**Task statement**
Copy the lines holding the word "medical", all of them.

Records:
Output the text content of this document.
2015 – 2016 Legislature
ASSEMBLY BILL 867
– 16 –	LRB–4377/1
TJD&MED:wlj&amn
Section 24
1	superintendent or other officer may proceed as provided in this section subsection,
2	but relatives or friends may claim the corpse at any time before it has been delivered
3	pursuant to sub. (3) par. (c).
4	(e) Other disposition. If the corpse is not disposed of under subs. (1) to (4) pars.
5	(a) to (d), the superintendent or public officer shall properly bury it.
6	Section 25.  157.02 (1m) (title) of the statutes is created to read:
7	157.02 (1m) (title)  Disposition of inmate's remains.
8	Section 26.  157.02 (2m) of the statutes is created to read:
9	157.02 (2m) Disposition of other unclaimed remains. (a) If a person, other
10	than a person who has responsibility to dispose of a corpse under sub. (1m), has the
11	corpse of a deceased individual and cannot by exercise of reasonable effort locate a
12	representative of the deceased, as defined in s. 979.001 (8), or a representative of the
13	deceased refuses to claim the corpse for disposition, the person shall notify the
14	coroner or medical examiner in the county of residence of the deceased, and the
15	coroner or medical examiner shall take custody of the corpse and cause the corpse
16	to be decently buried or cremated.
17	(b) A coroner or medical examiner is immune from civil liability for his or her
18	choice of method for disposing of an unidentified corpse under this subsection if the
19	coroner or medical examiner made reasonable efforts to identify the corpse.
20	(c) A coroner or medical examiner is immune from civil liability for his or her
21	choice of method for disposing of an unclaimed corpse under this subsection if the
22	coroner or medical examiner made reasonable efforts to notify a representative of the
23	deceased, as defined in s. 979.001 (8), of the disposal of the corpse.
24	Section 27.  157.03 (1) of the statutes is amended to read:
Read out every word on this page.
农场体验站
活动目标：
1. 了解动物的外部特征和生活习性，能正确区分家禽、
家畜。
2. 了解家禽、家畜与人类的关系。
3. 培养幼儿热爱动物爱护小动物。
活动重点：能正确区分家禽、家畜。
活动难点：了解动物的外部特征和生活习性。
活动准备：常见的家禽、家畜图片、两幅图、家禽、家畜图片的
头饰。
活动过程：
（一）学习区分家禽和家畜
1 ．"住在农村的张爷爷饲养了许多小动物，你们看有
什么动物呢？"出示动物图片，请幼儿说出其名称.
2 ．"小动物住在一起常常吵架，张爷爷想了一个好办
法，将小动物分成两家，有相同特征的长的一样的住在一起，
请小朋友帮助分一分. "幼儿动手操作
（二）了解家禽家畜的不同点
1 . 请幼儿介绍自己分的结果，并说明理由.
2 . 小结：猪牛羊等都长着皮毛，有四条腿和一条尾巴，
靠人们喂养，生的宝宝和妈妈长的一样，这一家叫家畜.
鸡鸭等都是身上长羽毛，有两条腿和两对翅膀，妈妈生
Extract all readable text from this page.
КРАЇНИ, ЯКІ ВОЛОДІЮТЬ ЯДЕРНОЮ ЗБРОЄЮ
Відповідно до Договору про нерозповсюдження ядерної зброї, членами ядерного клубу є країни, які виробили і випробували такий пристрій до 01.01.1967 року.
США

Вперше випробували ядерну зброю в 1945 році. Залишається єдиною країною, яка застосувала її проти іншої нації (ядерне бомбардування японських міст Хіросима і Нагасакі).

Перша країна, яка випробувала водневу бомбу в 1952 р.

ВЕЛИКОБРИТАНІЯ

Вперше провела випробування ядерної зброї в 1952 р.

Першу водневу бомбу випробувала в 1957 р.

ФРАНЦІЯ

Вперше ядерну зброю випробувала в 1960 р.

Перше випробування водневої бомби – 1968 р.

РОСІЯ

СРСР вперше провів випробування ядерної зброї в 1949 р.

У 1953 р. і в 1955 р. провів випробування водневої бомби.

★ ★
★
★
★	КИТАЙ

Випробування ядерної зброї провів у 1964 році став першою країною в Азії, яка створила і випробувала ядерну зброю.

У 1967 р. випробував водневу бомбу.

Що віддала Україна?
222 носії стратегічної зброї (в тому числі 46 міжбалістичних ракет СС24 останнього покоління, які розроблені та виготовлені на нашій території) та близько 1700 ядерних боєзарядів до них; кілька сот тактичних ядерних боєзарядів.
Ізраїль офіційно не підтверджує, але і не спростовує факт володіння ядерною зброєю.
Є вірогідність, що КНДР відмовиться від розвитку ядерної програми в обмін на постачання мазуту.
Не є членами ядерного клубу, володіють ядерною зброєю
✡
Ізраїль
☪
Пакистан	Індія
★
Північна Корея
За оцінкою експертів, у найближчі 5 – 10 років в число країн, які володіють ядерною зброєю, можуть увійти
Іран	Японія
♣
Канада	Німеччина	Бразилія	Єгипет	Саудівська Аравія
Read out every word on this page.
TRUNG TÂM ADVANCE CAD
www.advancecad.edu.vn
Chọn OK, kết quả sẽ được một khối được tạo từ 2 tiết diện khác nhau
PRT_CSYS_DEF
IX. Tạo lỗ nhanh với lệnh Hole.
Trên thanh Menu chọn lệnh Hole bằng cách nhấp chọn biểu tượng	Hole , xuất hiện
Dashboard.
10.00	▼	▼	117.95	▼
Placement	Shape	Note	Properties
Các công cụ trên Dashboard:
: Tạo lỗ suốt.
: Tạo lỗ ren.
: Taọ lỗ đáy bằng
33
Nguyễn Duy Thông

**Full output**
14	coroner or medical examiner in the county of residence of the deceased, and the
15	coroner or medical examiner shall take custody of the corpse and cause the corpse
17	(b) A coroner or medical examiner is immune from civil liability for his or her
19	coroner or medical examiner made reasonable efforts to identify the corpse.
20	(c) A coroner or medical examiner is immune from civil liability for his or her
22	coroner or medical examiner made reasonable efforts to notify a representative of the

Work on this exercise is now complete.